## Exercise aim
If a line in the data below includes the string "text", please return a copy of it.

## Extracted entries
BEGIN
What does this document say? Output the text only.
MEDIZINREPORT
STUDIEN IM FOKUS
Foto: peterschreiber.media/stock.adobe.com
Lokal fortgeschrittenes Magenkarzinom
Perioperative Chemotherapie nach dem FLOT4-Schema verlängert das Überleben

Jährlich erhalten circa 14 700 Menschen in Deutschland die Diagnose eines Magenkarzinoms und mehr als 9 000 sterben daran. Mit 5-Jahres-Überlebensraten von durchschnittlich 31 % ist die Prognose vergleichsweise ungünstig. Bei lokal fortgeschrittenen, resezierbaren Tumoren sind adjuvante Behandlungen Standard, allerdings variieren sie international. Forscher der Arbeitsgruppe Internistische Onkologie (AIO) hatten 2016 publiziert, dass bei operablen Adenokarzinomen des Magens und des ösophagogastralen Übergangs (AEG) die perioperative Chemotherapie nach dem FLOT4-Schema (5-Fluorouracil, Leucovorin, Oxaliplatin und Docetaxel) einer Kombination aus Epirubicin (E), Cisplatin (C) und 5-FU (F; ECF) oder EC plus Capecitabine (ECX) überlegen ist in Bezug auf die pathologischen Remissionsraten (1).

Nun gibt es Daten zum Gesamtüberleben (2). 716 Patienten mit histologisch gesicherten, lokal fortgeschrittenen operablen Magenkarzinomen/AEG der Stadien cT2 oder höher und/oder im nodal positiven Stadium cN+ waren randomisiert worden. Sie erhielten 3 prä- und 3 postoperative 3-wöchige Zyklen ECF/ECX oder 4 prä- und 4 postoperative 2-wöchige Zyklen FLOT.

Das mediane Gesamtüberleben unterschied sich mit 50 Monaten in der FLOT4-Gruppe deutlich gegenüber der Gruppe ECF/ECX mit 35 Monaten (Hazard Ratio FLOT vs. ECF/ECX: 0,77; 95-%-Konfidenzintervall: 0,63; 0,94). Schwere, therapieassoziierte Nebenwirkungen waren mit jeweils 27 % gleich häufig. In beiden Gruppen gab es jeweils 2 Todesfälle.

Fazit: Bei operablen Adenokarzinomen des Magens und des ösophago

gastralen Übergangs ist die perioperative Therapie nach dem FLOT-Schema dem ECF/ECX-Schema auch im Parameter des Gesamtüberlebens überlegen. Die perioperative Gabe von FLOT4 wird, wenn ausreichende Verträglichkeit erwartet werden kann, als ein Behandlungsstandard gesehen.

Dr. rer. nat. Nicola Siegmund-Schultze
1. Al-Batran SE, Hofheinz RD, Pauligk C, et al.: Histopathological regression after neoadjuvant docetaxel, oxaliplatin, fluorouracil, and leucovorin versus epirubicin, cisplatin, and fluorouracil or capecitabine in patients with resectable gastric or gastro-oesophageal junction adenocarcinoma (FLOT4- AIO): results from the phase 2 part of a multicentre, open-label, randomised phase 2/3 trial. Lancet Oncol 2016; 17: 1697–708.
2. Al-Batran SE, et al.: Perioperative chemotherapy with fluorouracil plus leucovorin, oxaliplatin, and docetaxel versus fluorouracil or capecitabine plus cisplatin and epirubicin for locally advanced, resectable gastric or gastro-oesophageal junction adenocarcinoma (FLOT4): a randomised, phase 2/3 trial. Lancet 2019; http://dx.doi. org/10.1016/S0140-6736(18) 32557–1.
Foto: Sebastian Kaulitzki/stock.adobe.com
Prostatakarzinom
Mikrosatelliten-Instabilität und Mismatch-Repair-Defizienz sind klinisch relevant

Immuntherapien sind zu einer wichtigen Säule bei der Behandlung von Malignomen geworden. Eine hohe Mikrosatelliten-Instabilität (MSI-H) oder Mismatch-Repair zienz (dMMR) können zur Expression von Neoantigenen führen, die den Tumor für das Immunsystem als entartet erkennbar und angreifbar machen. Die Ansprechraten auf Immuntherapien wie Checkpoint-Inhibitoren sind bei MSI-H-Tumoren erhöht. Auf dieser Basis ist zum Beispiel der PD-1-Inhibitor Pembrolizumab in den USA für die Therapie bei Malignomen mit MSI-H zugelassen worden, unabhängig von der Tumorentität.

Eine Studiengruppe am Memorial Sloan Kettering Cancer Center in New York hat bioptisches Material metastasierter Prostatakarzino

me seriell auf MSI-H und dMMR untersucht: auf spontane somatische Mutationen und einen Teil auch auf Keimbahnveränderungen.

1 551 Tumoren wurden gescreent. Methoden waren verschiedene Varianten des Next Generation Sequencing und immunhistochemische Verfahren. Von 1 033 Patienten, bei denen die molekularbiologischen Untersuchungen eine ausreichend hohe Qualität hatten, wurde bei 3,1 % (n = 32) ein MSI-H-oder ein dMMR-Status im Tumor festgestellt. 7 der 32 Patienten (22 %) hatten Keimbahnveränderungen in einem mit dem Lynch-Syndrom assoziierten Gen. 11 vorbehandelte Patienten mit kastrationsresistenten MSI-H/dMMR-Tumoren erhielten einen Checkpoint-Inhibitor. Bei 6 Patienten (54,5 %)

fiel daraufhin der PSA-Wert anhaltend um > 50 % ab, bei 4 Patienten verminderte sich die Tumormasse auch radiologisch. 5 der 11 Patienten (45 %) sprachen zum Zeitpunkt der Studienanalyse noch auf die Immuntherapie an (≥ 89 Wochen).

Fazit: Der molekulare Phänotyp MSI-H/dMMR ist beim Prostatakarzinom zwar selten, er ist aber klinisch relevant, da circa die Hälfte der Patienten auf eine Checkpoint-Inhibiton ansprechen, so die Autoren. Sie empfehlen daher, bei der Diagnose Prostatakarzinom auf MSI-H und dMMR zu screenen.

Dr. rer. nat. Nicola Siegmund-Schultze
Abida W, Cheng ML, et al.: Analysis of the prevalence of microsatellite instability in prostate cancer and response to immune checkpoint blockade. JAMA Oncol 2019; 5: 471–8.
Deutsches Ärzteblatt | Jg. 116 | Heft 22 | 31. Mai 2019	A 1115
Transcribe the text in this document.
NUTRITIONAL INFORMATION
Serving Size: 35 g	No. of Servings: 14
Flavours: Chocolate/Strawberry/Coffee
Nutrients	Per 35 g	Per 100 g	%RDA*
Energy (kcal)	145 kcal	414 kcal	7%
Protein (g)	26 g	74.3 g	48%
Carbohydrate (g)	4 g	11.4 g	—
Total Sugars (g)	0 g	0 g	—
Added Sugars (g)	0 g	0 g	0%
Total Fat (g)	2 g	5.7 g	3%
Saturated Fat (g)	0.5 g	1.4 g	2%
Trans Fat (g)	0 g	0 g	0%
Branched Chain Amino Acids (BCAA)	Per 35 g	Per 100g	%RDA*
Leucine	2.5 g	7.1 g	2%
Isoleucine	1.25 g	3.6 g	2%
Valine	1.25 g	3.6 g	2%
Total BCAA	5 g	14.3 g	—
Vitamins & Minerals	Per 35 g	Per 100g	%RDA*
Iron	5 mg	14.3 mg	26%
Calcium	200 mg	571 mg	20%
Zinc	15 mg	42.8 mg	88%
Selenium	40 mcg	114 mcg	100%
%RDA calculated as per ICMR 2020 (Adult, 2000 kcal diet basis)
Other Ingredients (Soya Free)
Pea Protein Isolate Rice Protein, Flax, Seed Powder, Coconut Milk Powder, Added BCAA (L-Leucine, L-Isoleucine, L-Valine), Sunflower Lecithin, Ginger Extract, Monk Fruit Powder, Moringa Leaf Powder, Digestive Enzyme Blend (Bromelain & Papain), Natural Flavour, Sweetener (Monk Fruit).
END
## Solution for this task
What does this document say? Output the text only.
Transcribe the text in this document.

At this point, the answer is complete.